• **What this task involves**
Write out every entry word for word.

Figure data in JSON
########

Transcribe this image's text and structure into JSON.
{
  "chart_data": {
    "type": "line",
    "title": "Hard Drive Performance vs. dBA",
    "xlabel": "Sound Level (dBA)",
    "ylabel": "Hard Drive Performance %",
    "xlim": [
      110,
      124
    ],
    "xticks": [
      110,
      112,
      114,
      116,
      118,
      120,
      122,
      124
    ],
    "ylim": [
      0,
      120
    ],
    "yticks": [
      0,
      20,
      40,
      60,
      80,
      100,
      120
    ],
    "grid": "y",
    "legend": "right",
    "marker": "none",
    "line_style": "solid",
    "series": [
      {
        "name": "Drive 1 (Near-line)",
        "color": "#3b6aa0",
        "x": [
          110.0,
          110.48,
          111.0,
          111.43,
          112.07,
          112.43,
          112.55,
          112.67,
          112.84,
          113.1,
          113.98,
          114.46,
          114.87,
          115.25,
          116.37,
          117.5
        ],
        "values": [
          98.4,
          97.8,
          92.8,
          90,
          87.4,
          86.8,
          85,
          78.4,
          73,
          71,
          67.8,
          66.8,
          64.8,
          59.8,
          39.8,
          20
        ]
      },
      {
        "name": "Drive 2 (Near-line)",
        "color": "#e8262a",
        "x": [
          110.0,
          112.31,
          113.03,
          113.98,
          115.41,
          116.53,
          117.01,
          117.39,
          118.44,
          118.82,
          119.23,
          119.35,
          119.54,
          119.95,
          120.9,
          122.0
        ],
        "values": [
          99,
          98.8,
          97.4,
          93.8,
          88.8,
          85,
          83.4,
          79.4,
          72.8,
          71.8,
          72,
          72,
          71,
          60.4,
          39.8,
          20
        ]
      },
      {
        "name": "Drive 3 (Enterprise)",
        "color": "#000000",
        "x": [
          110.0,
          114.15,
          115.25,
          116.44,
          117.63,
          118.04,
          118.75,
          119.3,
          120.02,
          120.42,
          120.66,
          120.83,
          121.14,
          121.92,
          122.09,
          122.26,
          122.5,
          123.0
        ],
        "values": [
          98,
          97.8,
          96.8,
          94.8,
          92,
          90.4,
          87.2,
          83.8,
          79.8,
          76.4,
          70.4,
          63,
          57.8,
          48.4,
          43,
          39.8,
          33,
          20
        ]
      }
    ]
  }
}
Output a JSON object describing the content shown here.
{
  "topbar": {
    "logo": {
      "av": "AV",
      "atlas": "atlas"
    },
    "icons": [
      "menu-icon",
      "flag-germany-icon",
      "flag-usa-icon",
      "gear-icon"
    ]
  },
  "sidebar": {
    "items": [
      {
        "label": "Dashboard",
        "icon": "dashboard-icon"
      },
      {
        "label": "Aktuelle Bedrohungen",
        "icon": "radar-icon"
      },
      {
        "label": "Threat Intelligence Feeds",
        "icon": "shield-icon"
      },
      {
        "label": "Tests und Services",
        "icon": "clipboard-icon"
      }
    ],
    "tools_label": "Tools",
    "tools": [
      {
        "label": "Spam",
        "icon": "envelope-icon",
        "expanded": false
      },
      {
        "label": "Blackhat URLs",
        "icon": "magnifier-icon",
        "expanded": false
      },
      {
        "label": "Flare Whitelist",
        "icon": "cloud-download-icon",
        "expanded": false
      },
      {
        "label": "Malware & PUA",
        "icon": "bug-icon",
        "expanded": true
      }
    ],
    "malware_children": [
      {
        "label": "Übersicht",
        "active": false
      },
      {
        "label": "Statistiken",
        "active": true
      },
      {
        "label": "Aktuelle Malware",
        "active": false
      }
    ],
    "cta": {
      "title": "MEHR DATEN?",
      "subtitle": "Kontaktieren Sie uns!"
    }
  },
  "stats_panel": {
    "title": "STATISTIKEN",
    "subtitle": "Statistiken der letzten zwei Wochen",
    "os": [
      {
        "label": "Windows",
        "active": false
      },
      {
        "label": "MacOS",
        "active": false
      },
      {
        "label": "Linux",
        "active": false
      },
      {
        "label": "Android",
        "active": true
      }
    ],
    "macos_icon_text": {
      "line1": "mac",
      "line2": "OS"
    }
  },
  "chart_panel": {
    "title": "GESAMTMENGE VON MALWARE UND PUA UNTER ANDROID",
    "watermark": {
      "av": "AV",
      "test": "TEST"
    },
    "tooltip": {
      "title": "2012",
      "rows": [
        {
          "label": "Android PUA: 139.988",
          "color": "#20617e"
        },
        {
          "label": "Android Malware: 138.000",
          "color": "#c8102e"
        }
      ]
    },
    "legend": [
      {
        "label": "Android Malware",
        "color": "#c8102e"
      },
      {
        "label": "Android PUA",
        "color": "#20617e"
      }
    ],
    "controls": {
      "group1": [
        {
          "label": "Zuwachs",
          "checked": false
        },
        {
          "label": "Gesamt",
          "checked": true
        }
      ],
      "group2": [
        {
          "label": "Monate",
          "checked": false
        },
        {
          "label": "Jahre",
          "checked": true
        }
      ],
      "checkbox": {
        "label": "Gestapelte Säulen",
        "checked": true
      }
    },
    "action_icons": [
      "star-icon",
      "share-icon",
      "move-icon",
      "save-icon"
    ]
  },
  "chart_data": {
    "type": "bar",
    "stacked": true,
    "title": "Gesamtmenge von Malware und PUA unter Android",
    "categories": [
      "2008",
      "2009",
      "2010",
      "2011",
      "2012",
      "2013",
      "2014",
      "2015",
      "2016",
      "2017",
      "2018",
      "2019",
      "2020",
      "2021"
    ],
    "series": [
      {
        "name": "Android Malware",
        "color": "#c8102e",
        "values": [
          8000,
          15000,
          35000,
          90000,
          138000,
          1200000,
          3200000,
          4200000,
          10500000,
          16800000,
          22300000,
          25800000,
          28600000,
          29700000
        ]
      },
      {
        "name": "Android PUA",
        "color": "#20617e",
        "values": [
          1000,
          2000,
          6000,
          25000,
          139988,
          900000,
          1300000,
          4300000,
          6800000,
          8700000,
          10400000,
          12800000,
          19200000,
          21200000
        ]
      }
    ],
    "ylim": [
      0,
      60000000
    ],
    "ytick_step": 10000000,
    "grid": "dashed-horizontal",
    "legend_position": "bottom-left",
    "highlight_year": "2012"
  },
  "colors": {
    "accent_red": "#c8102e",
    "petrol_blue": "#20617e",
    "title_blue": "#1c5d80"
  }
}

########

• **Solved problem**
Transcribe this image's text and structure into JSON.
{
  "chart_data": {
    "type": "line",
    "title": "Hard Drive Performance vs. dBA",
    "xlabel": "Sound Level (dBA)",
    "ylabel": "Hard Drive Performance %",
    "xlim": [
      110,
      124
    ],
    "xticks": [
      110,
      112,
      114,
      116,
      118,
      120,
      122,
      124
    ],
    "ylim": [
      0,
      120
    ],
    "yticks": [
      0,
      20,
      40,
      60,
      80,
      100,
      120
    ],
    "grid": "y",
    "legend": "right",
    "marker": "none",
    "line_style": "solid",
    "series": [
      {
        "name": "Drive 1 (Near-line)",
        "color": "#3b6aa0",
        "x": [
          110.0,
          110.48,
          111.0,
          111.43,
          112.07,
          112.43,
          112.55,
          112.67,
          112.84,
          113.1,
          113.98,
          114.46,
          114.87,
          115.25,
          116.37,
          117.5
        ],
        "values": [
          98.4,
          97.8,
          92.8,
          90,
          87.4,
          86.8,
          85,
          78.4,
          73,
          71,
          67.8,
          66.8,
          64.8,
          59.8,
          39.8,
          20
        ]
      },
      {
        "name": "Drive 2 (Near-line)",
        "color": "#e8262a",
        "x": [
          110.0,
          112.31,
          113.03,
          113.98,
          115.41,
          116.53,
          117.01,
          117.39,
          118.44,
          118.82,
          119.23,
          119.35,
          119.54,
          119.95,
          120.9,
          122.0
        ],
        "values": [
          99,
          98.8,
          97.4,
          93.8,
          88.8,
          85,
          83.4,
          79.4,
          72.8,
          71.8,
          72,
          72,
          71,
          60.4,
          39.8,
          20
        ]
      },
      {
        "name": "Drive 3 (Enterprise)",
        "color": "#000000",
        "x": [
          110.0,
          114.15,
          115.25,
          116.44,
          117.63,
          118.04,
          118.75,
          119.3,
          120.02,
          120.42,
          120.66,
          120.83,
          121.14,
          121.92,
          122.09,
          122.26,
          122.5,
          123.0
        ],
        "values": [
          98,
          97.8,
          96.8,
          94.8,
          92,
          90.4,
          87.2,
          83.8,
          79.8,
          76.4,
          70.4,
          63,
          57.8,
          48.4,
          43,
          39.8,
          33,
          20
        ]
      }
    ]
  }
}
Output a JSON object describing the content shown here.
{
  "topbar": {
    "logo": {
      "av": "AV",
      "atlas": "atlas"
    },
    "icons": [
      "menu-icon",
      "flag-germany-icon",
      "flag-usa-icon",
      "gear-icon"
    ]
  },
  "sidebar": {
    "items": [
      {
        "label": "Dashboard",
        "icon": "dashboard-icon"
      },
      {
        "label": "Aktuelle Bedrohungen",
        "icon": "radar-icon"
      },
      {
        "label": "Threat Intelligence Feeds",
        "icon": "shield-icon"
      },
      {
        "label": "Tests und Services",
        "icon": "clipboard-icon"
      }
    ],
    "tools_label": "Tools",
    "tools": [
      {
        "label": "Spam",
        "icon": "envelope-icon",
        "expanded": false
      },
      {
        "label": "Blackhat URLs",
        "icon": "magnifier-icon",
        "expanded": false
      },
      {
        "label": "Flare Whitelist",
        "icon": "cloud-download-icon",
        "expanded": false
      },
      {
        "label": "Malware & PUA",
        "icon": "bug-icon",
        "expanded": true
      }
    ],
    "malware_children": [
      {
        "label": "Übersicht",
        "active": false
      },
      {
        "label": "Statistiken",
        "active": true
      },
      {
        "label": "Aktuelle Malware",
        "active": false
      }
    ],
    "cta": {
      "title": "MEHR DATEN?",
      "subtitle": "Kontaktieren Sie uns!"
    }
  },
  "stats_panel": {
    "title": "STATISTIKEN",
    "subtitle": "Statistiken der letzten zwei Wochen",
    "os": [
      {
        "label": "Windows",
        "active": false
      },
      {
        "label": "MacOS",
        "active": false
      },
      {
        "label": "Linux",
        "active": false
      },
      {
        "label": "Android",
        "active": true
      }
    ],
    "macos_icon_text": {
      "line1": "mac",
      "line2": "OS"
    }
  },
  "chart_panel": {
    "title": "GESAMTMENGE VON MALWARE UND PUA UNTER ANDROID",
    "watermark": {
      "av": "AV",
      "test": "TEST"
    },
    "tooltip": {
      "title": "2012",
      "rows": [
        {
          "label": "Android PUA: 139.988",
          "color": "#20617e"
        },
        {
          "label": "Android Malware: 138.000",
          "color": "#c8102e"
        }
      ]
    },
    "legend": [
      {
        "label": "Android Malware",
        "color": "#c8102e"
      },
      {
        "label": "Android PUA",
        "color": "#20617e"
      }
    ],
    "controls": {
      "group1": [
        {
          "label": "Zuwachs",
          "checked": false
        },
        {
          "label": "Gesamt",
          "checked": true
        }
      ],
      "group2": [
        {
          "label": "Monate",
          "checked": false
        },
        {
          "label": "Jahre",
          "checked": true
        }
      ],
      "checkbox": {
        "label": "Gestapelte Säulen",
        "checked": true
      }
    },
    "action_icons": [
      "star-icon",
      "share-icon",
      "move-icon",
      "save-icon"
    ]
  },
  "chart_data": {
    "type": "bar",
    "stacked": true,
    "title": "Gesamtmenge von Malware und PUA unter Android",
    "categories": [
      "2008",
      "2009",
      "2010",
      "2011",
      "2012",
      "2013",
      "2014",
      "2015",
      "2016",
      "2017",
      "2018",
      "2019",
      "2020",
      "2021"
    ],
    "series": [
      {
        "name": "Android Malware",
        "color": "#c8102e",
        "values": [
          8000,
          15000,
          35000,
          90000,
          138000,
          1200000,
          3200000,
          4200000,
          10500000,
          16800000,
          22300000,
          25800000,
          28600000,
          29700000
        ]
      },
      {
        "name": "Android PUA",
        "color": "#20617e",
        "values": [
          1000,
          2000,
          6000,
          25000,
          139988,
          900000,
          1300000,
          4300000,
          6800000,
          8700000,
          10400000,
          12800000,
          19200000,
          21200000
        ]
      }
    ],
    "ylim": [
      0,
      60000000
    ],
    "ytick_step": 10000000,
    "grid": "dashed-horizontal",
    "legend_position": "bottom-left",
    "highlight_year": "2012"
  },
  "colors": {
    "accent_red": "#c8102e",
    "petrol_blue": "#20617e",
    "title_blue": "#1c5d80"
  }
}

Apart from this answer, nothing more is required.